▶ **GOAL**
Within the material below, find each line bearing the word "this" and present it.

▶ **Structured figure records**
▬▬▬▬▬▬
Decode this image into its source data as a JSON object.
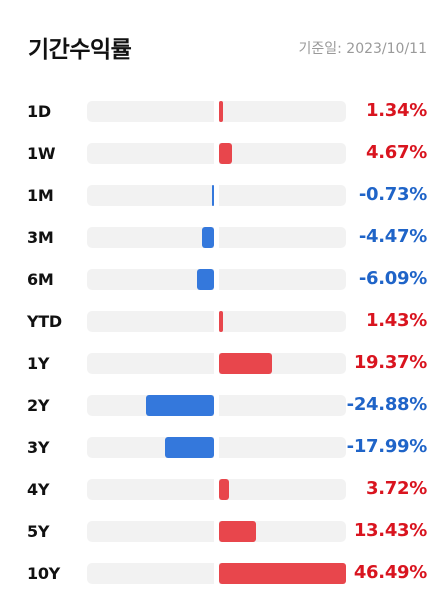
{
  "header": {
    "title": "기간수익률",
    "base_date": "기준일: 2023/10/11"
  },
  "colors": {
    "positive_bar": "#e8464c",
    "negative_bar": "#3478dc",
    "positive_text": "#d9141f",
    "negative_text": "#1f64c8",
    "track": "#f2f2f2"
  },
  "chart_data": {
    "type": "bar",
    "orientation": "horizontal",
    "categories": [
      "1D",
      "1W",
      "1M",
      "3M",
      "6M",
      "YTD",
      "1Y",
      "2Y",
      "3Y",
      "4Y",
      "5Y",
      "10Y"
    ],
    "values": [
      1.34,
      4.67,
      -0.73,
      -4.47,
      -6.09,
      1.43,
      19.37,
      -24.88,
      -17.99,
      3.72,
      13.43,
      46.49
    ],
    "labels": [
      "1.34%",
      "4.67%",
      "-0.73%",
      "-4.47%",
      "-6.09%",
      "1.43%",
      "19.37%",
      "-24.88%",
      "-17.99%",
      "3.72%",
      "13.43%",
      "46.49%"
    ],
    "unit": "%"
  }
}
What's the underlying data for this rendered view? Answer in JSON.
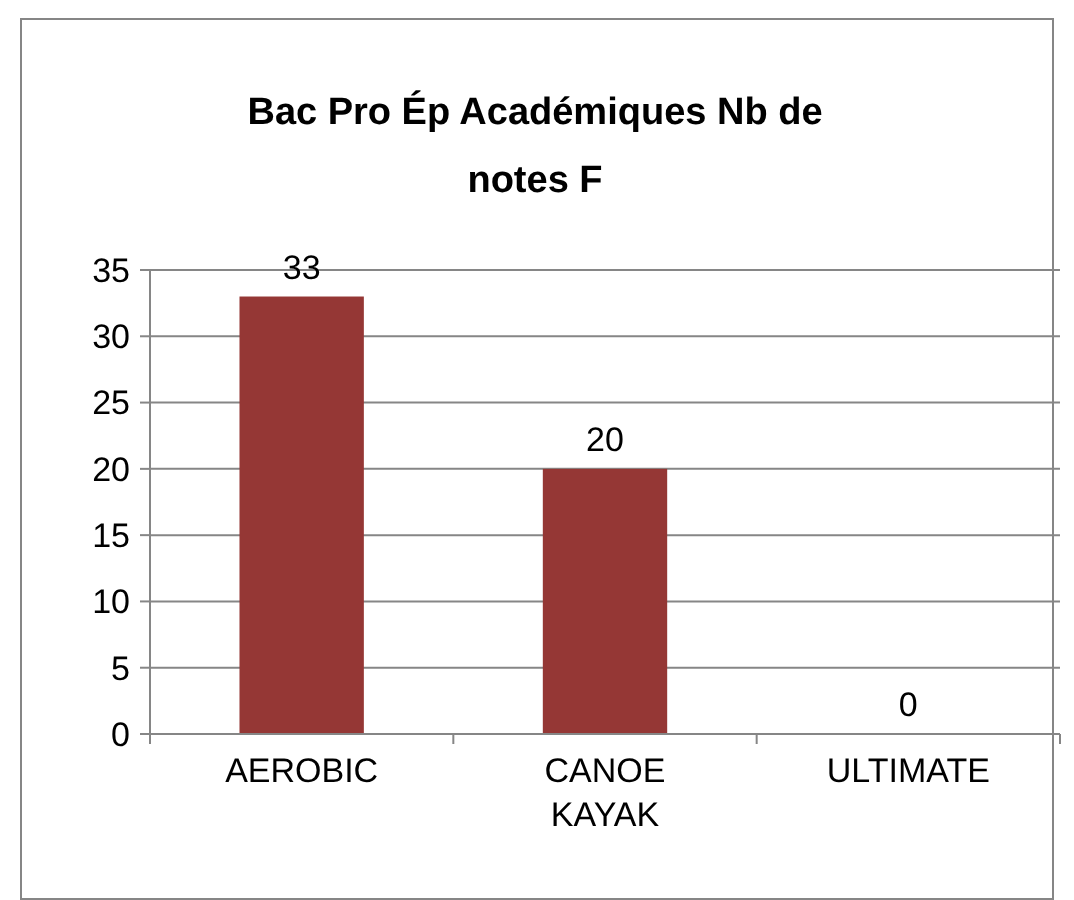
{
  "chart_data": {
    "type": "bar",
    "title": "Bac Pro Ép Académiques Nb de notes F",
    "categories": [
      "AEROBIC",
      "CANOE KAYAK",
      "ULTIMATE"
    ],
    "values": [
      33,
      20,
      0
    ],
    "color": "#953735",
    "ylim": [
      0,
      35
    ],
    "yticks": [
      0,
      5,
      10,
      15,
      20,
      25,
      30,
      35
    ],
    "grid": true,
    "data_labels": true
  }
}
▬▬▬▬▬▬
▶ **TASK ANSWER**
Decode this image into its source data as a JSON object.
What's the underlying data for this rendered view? Answer in JSON.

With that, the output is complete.